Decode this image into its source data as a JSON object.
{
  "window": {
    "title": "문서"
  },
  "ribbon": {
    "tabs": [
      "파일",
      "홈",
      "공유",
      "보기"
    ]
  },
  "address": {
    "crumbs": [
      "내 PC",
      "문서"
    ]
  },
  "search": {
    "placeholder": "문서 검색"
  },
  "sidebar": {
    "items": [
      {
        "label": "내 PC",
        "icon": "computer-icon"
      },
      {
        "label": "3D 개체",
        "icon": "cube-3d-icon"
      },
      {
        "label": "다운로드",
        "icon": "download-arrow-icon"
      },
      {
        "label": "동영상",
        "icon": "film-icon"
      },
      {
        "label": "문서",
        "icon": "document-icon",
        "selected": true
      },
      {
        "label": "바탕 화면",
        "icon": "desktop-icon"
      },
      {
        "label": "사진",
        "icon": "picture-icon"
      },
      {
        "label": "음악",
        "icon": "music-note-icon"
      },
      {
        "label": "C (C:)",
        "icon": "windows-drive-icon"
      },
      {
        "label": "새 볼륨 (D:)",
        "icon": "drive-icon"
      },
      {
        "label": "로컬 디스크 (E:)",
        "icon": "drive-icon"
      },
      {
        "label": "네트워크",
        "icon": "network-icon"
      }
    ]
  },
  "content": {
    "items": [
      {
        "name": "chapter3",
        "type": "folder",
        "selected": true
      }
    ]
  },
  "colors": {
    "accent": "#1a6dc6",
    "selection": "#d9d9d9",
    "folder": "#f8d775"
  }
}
○ ○ ○
Problem
From the listing above, extract every line exactly as it stands.

Answer
Decode this image into its source data as a JSON object.
{
  "window": {
    "title": "문서"
  },
  "ribbon": {
    "tabs": [
      "파일",
      "홈",
      "공유",
      "보기"
    ]
  },
  "address": {
    "crumbs": [
      "내 PC",
      "문서"
    ]
  },
  "search": {
    "placeholder": "문서 검색"
  },
  "sidebar": {
    "items": [
      {
        "label": "내 PC",
        "icon": "computer-icon"
      },
      {
        "label": "3D 개체",
        "icon": "cube-3d-icon"
      },
      {
        "label": "다운로드",
        "icon": "download-arrow-icon"
      },
      {
        "label": "동영상",
        "icon": "film-icon"
      },
      {
        "label": "문서",
        "icon": "document-icon",
        "selected": true
      },
      {
        "label": "바탕 화면",
        "icon": "desktop-icon"
      },
      {
        "label": "사진",
        "icon": "picture-icon"
      },
      {
        "label": "음악",
        "icon": "music-note-icon"
      },
      {
        "label": "C (C:)",
        "icon": "windows-drive-icon"
      },
      {
        "label": "새 볼륨 (D:)",
        "icon": "drive-icon"
      },
      {
        "label": "로컬 디스크 (E:)",
        "icon": "drive-icon"
      },
      {
        "label": "네트워크",
        "icon": "network-icon"
      }
    ]
  },
  "content": {
    "items": [
      {
        "name": "chapter3",
        "type": "folder",
        "selected": true
      }
    ]
  },
  "colors": {
    "accent": "#1a6dc6",
    "selection": "#d9d9d9",
    "folder": "#f8d775"
  }
}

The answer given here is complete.